Saved entries:
• • •

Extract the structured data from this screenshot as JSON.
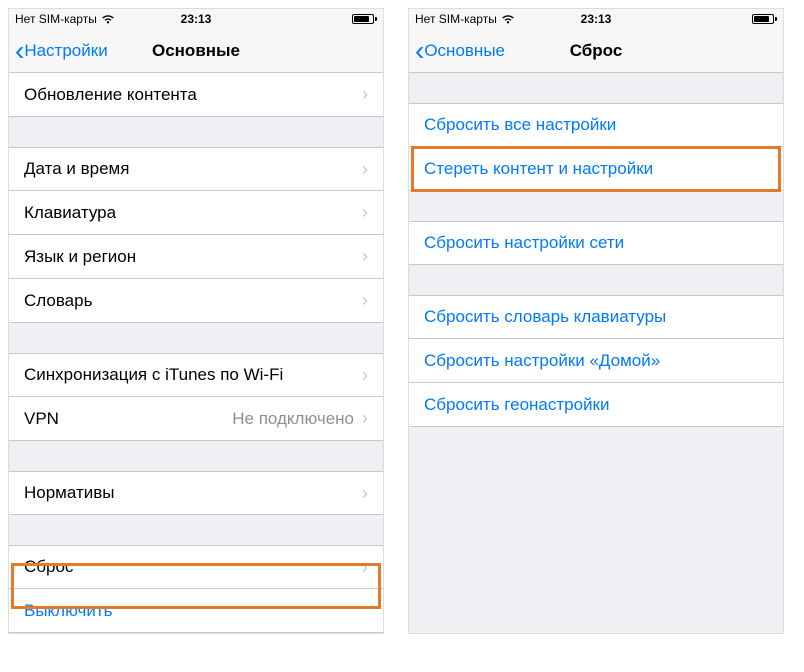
{
  "status": {
    "carrier": "Нет SIM-карты",
    "time": "23:13"
  },
  "left": {
    "back": "Настройки",
    "title": "Основные",
    "groups": [
      [
        {
          "label": "Обновление контента",
          "chevron": true
        }
      ],
      [
        {
          "label": "Дата и время",
          "chevron": true
        },
        {
          "label": "Клавиатура",
          "chevron": true
        },
        {
          "label": "Язык и регион",
          "chevron": true
        },
        {
          "label": "Словарь",
          "chevron": true
        }
      ],
      [
        {
          "label": "Синхронизация с iTunes по Wi-Fi",
          "chevron": true
        },
        {
          "label": "VPN",
          "value": "Не подключено",
          "chevron": true
        }
      ],
      [
        {
          "label": "Нормативы",
          "chevron": true
        }
      ],
      [
        {
          "label": "Сброс",
          "chevron": true
        },
        {
          "label": "Выключить",
          "link": true
        }
      ]
    ]
  },
  "right": {
    "back": "Основные",
    "title": "Сброс",
    "groups": [
      [
        {
          "label": "Сбросить все настройки",
          "link": true
        },
        {
          "label": "Стереть контент и настройки",
          "link": true
        }
      ],
      [
        {
          "label": "Сбросить настройки сети",
          "link": true
        }
      ],
      [
        {
          "label": "Сбросить словарь клавиатуры",
          "link": true
        },
        {
          "label": "Сбросить настройки «Домой»",
          "link": true
        },
        {
          "label": "Сбросить геонастройки",
          "link": true
        }
      ]
    ]
  }
}
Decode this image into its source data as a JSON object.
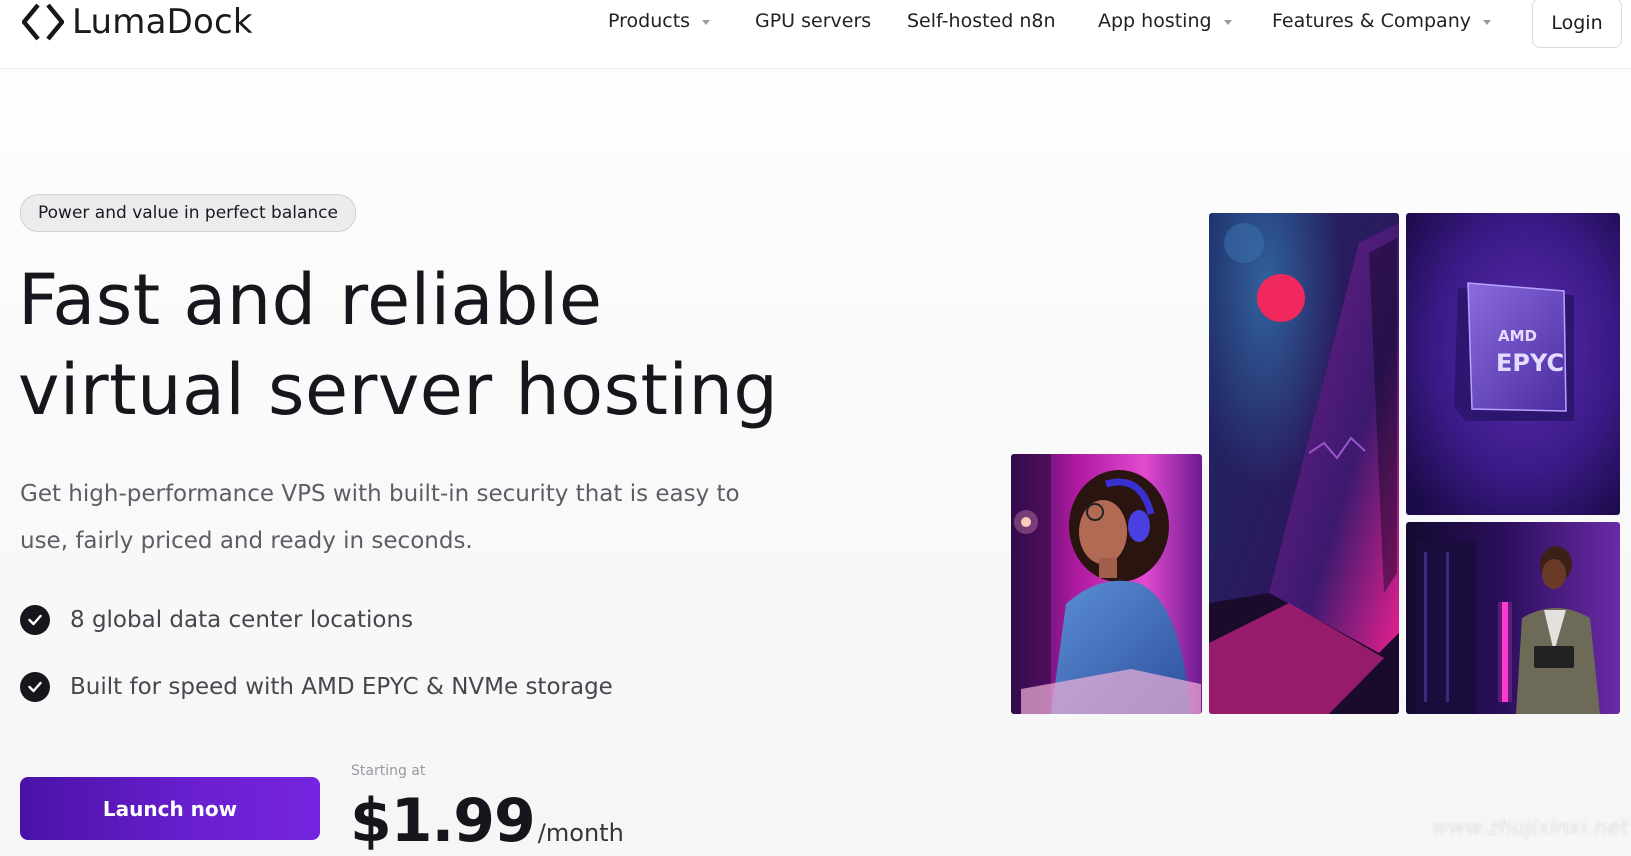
{
  "brand": {
    "name": "LumaDock",
    "logo_icon": "code-brackets-icon"
  },
  "nav": {
    "items": [
      {
        "label": "Products",
        "has_dropdown": true
      },
      {
        "label": "GPU servers",
        "has_dropdown": false
      },
      {
        "label": "Self-hosted n8n",
        "has_dropdown": false
      },
      {
        "label": "App hosting",
        "has_dropdown": true
      },
      {
        "label": "Features & Company",
        "has_dropdown": true
      }
    ],
    "login_label": "Login"
  },
  "hero": {
    "badge": "Power and value in perfect balance",
    "headline_line1": "Fast and reliable",
    "headline_line2": "virtual server hosting",
    "subtitle": "Get high-performance VPS with built-in security that is easy to use, fairly priced and ready in seconds.",
    "features": [
      "8 global data center locations",
      "Built for speed with AMD EPYC & NVMe storage"
    ],
    "cta_label": "Launch now",
    "price_caption": "Starting at",
    "price_amount": "$1.99",
    "price_unit": "/month"
  },
  "images": {
    "chip_label_line1": "AMD",
    "chip_label_line2": "EPYC"
  },
  "colors": {
    "accent": "#5b16c4",
    "text": "#17161c",
    "muted": "#5e5d66",
    "magenta": "#e1147a"
  },
  "watermark": "www.zhujixinxi.net"
}
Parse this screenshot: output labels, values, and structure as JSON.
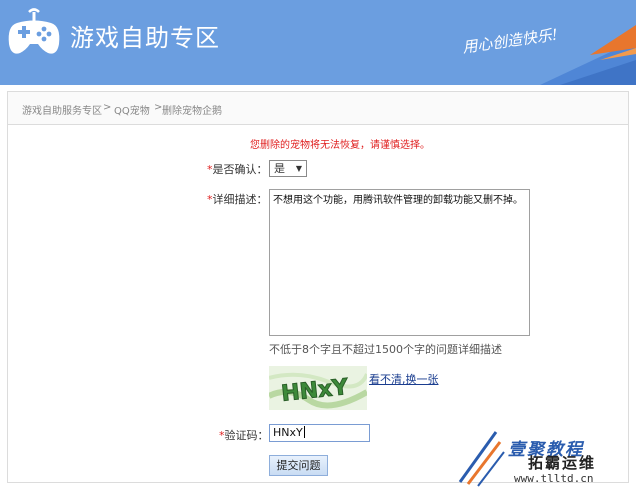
{
  "header": {
    "title": "游戏自助专区",
    "slogan": "用心创造快乐!",
    "logo_icon": "gamepad-icon",
    "colors": {
      "background": "#6b9ee0",
      "text": "#ffffff"
    }
  },
  "breadcrumb": {
    "items": [
      "游戏自助服务专区",
      "QQ宠物",
      "删除宠物企鹅"
    ],
    "separator": ">"
  },
  "form": {
    "warning": "您删除的宠物将无法恢复，请谨慎选择。",
    "required_mark": "*",
    "confirm": {
      "label": "是否确认：",
      "value": "是"
    },
    "description": {
      "label": "详细描述：",
      "value": "不想用这个功能，用腾讯软件管理的卸载功能又删不掉。",
      "hint": "不低于8个字且不超过1500个字的问题详细描述"
    },
    "captcha": {
      "image_text": "HNxY",
      "refresh_link": "看不清,换一张"
    },
    "verify_code": {
      "label": "验证码：",
      "value": "HNxY"
    },
    "submit_label": "提交问题"
  },
  "watermark": {
    "line1": "壹聚教程",
    "line2": "拓霸运维",
    "url": "www.tlltd.cn"
  }
}
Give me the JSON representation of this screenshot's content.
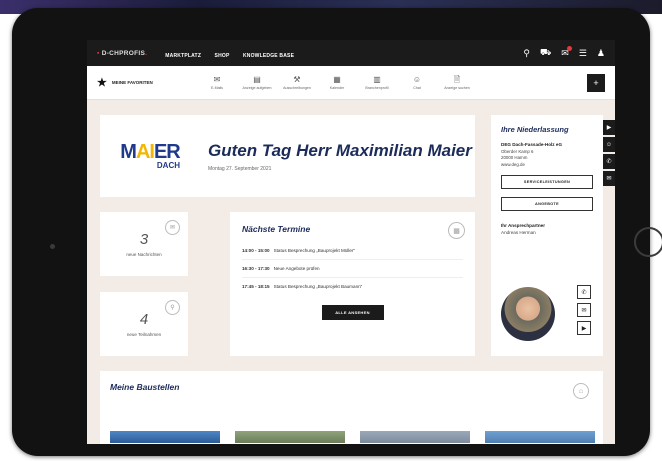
{
  "topbar": {
    "logo": "D-CHPROFIS",
    "nav": [
      "MARKTPLATZ",
      "SHOP",
      "KNOWLEDGE BASE"
    ],
    "icons": [
      "search-icon",
      "cart-icon",
      "notification-icon",
      "mail-icon",
      "user-icon"
    ]
  },
  "shortcutbar": {
    "favorites_label": "MEINE FAVORITEN",
    "shortcuts": [
      {
        "label": "E-Mails",
        "icon": "✉"
      },
      {
        "label": "Anzeige aufgeben",
        "icon": "▤"
      },
      {
        "label": "Ausschreibungen",
        "icon": "⚒"
      },
      {
        "label": "Kalender",
        "icon": "▦"
      },
      {
        "label": "Branchenprofil",
        "icon": "▥"
      },
      {
        "label": "Chat",
        "icon": "☺"
      },
      {
        "label": "Anzeige suchen",
        "icon": "🗎"
      }
    ],
    "add_label": "+"
  },
  "greeting": {
    "logo_main": "MAIER",
    "logo_sub": "DACH",
    "title": "Guten Tag Herr Maximilian Maier",
    "date": "Montag 27. September 2021"
  },
  "stats": [
    {
      "value": "3",
      "label": "neue Nachrichten"
    },
    {
      "value": "4",
      "label": "neue Teilnahmen"
    }
  ],
  "appointments": {
    "title": "Nächste Termine",
    "items": [
      {
        "time": "14:00 - 15:00",
        "text": "Status Besprechung „Bauprojekt Müller“"
      },
      {
        "time": "16:30 - 17:30",
        "text": "Neue Angebote prüfen"
      },
      {
        "time": "17:45 - 18:15",
        "text": "Status Besprechung „Bauprojekt Baumann“"
      }
    ],
    "button": "ALLE ANSEHEN"
  },
  "branch": {
    "title": "Ihre Niederlassung",
    "name": "DEG Dach-Fassade-Holz eG",
    "street": "Oberder Kamp 6",
    "city": "20000 Hamm",
    "web": "www.deg.de",
    "button1": "SERVICELEISTUNGEN",
    "button2": "ANGEBOTE",
    "contact_label": "Ihr Ansprechpartner",
    "contact_name": "Andreas Herman"
  },
  "sites": {
    "title": "Meine Baustellen"
  }
}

• • •

Set task: Repeat the data exactly, without the pictures.

Answer to this exercise:
Extract the structured data from this screenshot as JSON.
{
  "status": {
    "carrier": "Нет SIM-карты",
    "time": "23:13"
  },
  "left": {
    "back": "Настройки",
    "title": "Основные",
    "groups": [
      [
        {
          "label": "Обновление контента",
          "chevron": true
        }
      ],
      [
        {
          "label": "Дата и время",
          "chevron": true
        },
        {
          "label": "Клавиатура",
          "chevron": true
        },
        {
          "label": "Язык и регион",
          "chevron": true
        },
        {
          "label": "Словарь",
          "chevron": true
        }
      ],
      [
        {
          "label": "Синхронизация с iTunes по Wi-Fi",
          "chevron": true
        },
        {
          "label": "VPN",
          "value": "Не подключено",
          "chevron": true
        }
      ],
      [
        {
          "label": "Нормативы",
          "chevron": true
        }
      ],
      [
        {
          "label": "Сброс",
          "chevron": true
        },
        {
          "label": "Выключить",
          "link": true
        }
      ]
    ]
  },
  "right": {
    "back": "Основные",
    "title": "Сброс",
    "groups": [
      [
        {
          "label": "Сбросить все настройки",
          "link": true
        },
        {
          "label": "Стереть контент и настройки",
          "link": true
        }
      ],
      [
        {
          "label": "Сбросить настройки сети",
          "link": true
        }
      ],
      [
        {
          "label": "Сбросить словарь клавиатуры",
          "link": true
        },
        {
          "label": "Сбросить настройки «Домой»",
          "link": true
        },
        {
          "label": "Сбросить геонастройки",
          "link": true
        }
      ]
    ]
  }
}
Decode this image into its source data as a JSON object.
{
  "brand": {
    "name": "LumaDock",
    "logo_icon": "code-brackets-icon"
  },
  "nav": {
    "items": [
      {
        "label": "Products",
        "has_dropdown": true
      },
      {
        "label": "GPU servers",
        "has_dropdown": false
      },
      {
        "label": "Self-hosted n8n",
        "has_dropdown": false
      },
      {
        "label": "App hosting",
        "has_dropdown": true
      },
      {
        "label": "Features & Company",
        "has_dropdown": true
      }
    ],
    "login_label": "Login"
  },
  "hero": {
    "badge": "Power and value in perfect balance",
    "headline_line1": "Fast and reliable",
    "headline_line2": "virtual server hosting",
    "subtitle": "Get high-performance VPS with built-in security that is easy to use, fairly priced and ready in seconds.",
    "features": [
      "8 global data center locations",
      "Built for speed with AMD EPYC & NVMe storage"
    ],
    "cta_label": "Launch now",
    "price_caption": "Starting at",
    "price_amount": "$1.99",
    "price_unit": "/month"
  },
  "images": {
    "chip_label_line1": "AMD",
    "chip_label_line2": "EPYC"
  },
  "colors": {
    "accent": "#5b16c4",
    "text": "#17161c",
    "muted": "#5e5d66",
    "magenta": "#e1147a"
  },
  "watermark": "www.zhujixinxi.net"
}
Parse this screenshot: output labels, values, and structure as JSON.
{
  "header": {
    "title": "游戏自助专区",
    "slogan": "用心创造快乐!",
    "logo_icon": "gamepad-icon",
    "colors": {
      "background": "#6b9ee0",
      "text": "#ffffff"
    }
  },
  "breadcrumb": {
    "items": [
      "游戏自助服务专区",
      "QQ宠物",
      "删除宠物企鹅"
    ],
    "separator": ">"
  },
  "form": {
    "warning": "您删除的宠物将无法恢复，请谨慎选择。",
    "required_mark": "*",
    "confirm": {
      "label": "是否确认：",
      "value": "是"
    },
    "description": {
      "label": "详细描述：",
      "value": "不想用这个功能，用腾讯软件管理的卸载功能又删不掉。",
      "hint": "不低于8个字且不超过1500个字的问题详细描述"
    },
    "captcha": {
      "image_text": "HNxY",
      "refresh_link": "看不清,换一张"
    },
    "verify_code": {
      "label": "验证码：",
      "value": "HNxY"
    },
    "submit_label": "提交问题"
  },
  "watermark": {
    "line1": "壹聚教程",
    "line2": "拓霸运维",
    "url": "www.tlltd.cn"
  }
}
Give me the JSON representation of this screenshot's content.
{
  "topbar": {
    "logo": "D-CHPROFIS",
    "nav": [
      "MARKTPLATZ",
      "SHOP",
      "KNOWLEDGE BASE"
    ],
    "icons": [
      "search-icon",
      "cart-icon",
      "notification-icon",
      "mail-icon",
      "user-icon"
    ]
  },
  "shortcutbar": {
    "favorites_label": "MEINE FAVORITEN",
    "shortcuts": [
      {
        "label": "E-Mails",
        "icon": "✉"
      },
      {
        "label": "Anzeige aufgeben",
        "icon": "▤"
      },
      {
        "label": "Ausschreibungen",
        "icon": "⚒"
      },
      {
        "label": "Kalender",
        "icon": "▦"
      },
      {
        "label": "Branchenprofil",
        "icon": "▥"
      },
      {
        "label": "Chat",
        "icon": "☺"
      },
      {
        "label": "Anzeige suchen",
        "icon": "🗎"
      }
    ],
    "add_label": "+"
  },
  "greeting": {
    "logo_main": "MAIER",
    "logo_sub": "DACH",
    "title": "Guten Tag Herr Maximilian Maier",
    "date": "Montag 27. September 2021"
  },
  "stats": [
    {
      "value": "3",
      "label": "neue Nachrichten"
    },
    {
      "value": "4",
      "label": "neue Teilnahmen"
    }
  ],
  "appointments": {
    "title": "Nächste Termine",
    "items": [
      {
        "time": "14:00 - 15:00",
        "text": "Status Besprechung „Bauprojekt Müller“"
      },
      {
        "time": "16:30 - 17:30",
        "text": "Neue Angebote prüfen"
      },
      {
        "time": "17:45 - 18:15",
        "text": "Status Besprechung „Bauprojekt Baumann“"
      }
    ],
    "button": "ALLE ANSEHEN"
  },
  "branch": {
    "title": "Ihre Niederlassung",
    "name": "DEG Dach-Fassade-Holz eG",
    "street": "Oberder Kamp 6",
    "city": "20000 Hamm",
    "web": "www.deg.de",
    "button1": "SERVICELEISTUNGEN",
    "button2": "ANGEBOTE",
    "contact_label": "Ihr Ansprechpartner",
    "contact_name": "Andreas Herman"
  },
  "sites": {
    "title": "Meine Baustellen"
  }
}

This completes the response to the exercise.